What you should do. Examine the records and identify each line that includes the string "marker". Copy those lines.

Stored records.
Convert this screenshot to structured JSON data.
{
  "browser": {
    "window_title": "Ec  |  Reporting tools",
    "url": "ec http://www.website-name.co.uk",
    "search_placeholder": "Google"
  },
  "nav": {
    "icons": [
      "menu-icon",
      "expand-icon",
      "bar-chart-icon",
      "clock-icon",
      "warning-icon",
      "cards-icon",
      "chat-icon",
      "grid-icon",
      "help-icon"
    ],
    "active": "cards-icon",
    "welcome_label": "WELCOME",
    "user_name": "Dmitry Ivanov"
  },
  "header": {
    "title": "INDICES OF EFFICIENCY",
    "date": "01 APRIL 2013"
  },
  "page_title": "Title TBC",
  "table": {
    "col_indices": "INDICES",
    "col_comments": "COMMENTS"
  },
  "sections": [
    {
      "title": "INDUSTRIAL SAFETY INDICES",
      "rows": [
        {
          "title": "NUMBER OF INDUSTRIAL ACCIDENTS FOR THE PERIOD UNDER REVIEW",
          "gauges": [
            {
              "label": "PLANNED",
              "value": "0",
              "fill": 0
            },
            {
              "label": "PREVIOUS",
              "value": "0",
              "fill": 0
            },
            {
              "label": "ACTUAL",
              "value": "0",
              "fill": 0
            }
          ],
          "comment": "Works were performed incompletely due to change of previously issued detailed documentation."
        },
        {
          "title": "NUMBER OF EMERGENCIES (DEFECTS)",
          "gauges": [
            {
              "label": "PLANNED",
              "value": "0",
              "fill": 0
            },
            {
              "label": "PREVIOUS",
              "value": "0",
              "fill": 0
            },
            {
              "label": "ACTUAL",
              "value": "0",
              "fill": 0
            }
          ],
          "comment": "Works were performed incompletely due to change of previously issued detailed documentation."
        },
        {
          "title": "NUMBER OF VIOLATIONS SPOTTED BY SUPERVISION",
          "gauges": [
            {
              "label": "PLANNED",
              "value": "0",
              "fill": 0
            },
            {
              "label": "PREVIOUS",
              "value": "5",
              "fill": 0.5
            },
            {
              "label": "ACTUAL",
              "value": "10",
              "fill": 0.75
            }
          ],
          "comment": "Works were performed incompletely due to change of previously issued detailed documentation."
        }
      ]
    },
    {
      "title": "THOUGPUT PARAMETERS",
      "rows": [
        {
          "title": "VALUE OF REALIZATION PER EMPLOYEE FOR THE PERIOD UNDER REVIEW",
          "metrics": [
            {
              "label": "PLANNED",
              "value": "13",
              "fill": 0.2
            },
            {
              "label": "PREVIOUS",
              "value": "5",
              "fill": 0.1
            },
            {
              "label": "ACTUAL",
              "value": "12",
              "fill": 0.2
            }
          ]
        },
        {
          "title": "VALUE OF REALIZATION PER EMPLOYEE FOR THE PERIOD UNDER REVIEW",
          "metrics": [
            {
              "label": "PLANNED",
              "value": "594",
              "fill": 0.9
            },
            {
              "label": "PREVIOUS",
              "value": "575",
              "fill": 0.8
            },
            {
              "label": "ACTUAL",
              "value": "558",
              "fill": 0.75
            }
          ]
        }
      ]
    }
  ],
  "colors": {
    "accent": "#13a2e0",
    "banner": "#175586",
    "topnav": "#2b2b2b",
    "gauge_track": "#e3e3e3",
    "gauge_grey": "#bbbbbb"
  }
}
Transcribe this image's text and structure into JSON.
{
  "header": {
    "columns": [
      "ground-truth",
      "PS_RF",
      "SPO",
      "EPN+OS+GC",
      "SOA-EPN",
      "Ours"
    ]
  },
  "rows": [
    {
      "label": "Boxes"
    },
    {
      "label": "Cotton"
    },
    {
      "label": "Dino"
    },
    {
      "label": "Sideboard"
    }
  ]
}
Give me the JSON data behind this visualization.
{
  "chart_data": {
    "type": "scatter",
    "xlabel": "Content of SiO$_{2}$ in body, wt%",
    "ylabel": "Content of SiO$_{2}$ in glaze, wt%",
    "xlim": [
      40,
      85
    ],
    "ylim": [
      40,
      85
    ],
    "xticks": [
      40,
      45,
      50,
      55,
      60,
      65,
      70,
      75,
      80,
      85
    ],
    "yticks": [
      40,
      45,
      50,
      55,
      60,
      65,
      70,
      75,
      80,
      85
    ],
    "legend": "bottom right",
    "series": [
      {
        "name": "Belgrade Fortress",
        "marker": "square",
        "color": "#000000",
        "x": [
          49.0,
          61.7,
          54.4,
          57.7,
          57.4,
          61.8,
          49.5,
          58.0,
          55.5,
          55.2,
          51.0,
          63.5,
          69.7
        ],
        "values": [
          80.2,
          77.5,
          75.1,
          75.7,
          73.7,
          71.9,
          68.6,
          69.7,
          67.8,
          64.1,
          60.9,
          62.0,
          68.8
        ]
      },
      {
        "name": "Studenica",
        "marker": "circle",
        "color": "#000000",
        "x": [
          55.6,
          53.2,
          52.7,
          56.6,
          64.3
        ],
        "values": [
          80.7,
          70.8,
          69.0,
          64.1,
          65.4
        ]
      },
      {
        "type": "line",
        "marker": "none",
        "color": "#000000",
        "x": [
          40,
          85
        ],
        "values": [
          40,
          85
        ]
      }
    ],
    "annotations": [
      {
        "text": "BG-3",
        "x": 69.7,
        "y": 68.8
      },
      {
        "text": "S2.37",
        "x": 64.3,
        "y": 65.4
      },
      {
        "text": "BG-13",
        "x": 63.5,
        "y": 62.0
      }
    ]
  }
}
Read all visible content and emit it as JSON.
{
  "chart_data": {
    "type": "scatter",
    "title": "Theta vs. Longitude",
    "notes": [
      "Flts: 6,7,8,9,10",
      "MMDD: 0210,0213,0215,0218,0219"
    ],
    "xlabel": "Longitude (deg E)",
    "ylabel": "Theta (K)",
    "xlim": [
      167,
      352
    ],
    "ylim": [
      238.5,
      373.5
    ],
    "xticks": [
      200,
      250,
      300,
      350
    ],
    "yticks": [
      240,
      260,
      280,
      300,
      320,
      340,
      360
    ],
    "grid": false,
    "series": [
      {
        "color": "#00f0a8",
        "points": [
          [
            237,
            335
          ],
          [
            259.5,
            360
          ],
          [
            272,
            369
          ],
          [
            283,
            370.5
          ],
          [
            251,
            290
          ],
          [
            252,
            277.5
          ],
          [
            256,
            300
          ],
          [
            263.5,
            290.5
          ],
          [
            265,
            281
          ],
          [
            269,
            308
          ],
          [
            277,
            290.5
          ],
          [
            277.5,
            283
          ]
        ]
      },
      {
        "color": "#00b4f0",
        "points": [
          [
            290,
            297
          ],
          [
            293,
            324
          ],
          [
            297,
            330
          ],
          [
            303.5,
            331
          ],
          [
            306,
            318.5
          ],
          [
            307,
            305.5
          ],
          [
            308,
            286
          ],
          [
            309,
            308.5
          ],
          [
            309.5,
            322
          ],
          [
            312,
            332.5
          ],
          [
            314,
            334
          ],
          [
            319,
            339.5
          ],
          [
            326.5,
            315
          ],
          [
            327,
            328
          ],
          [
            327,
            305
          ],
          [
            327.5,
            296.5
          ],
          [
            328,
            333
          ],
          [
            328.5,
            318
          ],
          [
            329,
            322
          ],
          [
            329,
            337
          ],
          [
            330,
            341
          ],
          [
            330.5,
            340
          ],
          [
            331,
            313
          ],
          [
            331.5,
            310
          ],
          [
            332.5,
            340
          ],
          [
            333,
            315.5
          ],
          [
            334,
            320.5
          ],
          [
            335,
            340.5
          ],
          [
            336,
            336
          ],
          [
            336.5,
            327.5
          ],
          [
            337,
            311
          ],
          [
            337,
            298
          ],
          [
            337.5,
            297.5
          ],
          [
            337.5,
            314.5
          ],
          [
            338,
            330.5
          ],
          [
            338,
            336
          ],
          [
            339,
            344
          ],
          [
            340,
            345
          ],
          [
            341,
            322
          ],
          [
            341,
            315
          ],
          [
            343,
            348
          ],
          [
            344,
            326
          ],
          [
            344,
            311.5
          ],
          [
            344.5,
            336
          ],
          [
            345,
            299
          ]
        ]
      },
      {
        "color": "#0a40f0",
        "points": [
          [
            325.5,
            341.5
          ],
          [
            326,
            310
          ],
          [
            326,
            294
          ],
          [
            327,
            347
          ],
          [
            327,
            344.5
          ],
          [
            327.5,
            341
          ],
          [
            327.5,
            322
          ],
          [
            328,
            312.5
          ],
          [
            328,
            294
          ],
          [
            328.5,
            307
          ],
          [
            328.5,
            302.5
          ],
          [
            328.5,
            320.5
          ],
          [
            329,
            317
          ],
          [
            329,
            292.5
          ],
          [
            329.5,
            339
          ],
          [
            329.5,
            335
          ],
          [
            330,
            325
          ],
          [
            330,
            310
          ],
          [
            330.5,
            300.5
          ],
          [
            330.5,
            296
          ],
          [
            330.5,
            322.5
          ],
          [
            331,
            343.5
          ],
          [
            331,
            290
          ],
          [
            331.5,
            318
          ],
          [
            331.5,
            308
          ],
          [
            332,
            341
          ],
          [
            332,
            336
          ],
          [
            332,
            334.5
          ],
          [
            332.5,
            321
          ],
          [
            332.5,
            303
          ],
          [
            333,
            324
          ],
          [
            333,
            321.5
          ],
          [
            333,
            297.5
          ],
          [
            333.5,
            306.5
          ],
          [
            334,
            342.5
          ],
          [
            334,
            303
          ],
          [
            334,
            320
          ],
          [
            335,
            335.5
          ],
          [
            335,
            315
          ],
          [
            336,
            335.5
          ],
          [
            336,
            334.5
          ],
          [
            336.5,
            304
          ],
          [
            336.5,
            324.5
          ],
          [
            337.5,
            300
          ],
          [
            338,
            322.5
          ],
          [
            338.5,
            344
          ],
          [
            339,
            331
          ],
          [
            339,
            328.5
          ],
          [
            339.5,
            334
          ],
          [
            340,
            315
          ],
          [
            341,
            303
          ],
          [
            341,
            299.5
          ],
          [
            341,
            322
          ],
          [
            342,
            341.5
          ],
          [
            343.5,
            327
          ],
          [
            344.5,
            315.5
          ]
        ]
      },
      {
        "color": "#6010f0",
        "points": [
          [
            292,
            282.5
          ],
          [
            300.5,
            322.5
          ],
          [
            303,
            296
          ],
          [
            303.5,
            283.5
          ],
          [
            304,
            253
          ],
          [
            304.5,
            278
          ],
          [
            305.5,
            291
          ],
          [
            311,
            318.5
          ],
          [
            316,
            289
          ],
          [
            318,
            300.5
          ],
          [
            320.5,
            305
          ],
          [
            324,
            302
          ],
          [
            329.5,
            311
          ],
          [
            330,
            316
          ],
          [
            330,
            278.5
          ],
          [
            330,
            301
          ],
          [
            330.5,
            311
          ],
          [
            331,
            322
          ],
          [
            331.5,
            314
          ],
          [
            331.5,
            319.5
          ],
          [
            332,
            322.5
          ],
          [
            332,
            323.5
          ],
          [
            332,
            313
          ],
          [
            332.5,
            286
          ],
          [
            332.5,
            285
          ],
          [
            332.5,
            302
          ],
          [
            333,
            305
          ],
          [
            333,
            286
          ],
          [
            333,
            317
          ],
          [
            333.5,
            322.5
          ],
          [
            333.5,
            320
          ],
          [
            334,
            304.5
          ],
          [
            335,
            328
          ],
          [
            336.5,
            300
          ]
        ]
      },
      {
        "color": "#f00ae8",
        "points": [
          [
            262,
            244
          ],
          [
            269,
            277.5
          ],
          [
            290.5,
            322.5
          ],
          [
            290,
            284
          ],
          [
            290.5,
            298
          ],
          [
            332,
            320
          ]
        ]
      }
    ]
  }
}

Answer below.
        "marker": "square",
        "marker": "circle",
        "marker": "none",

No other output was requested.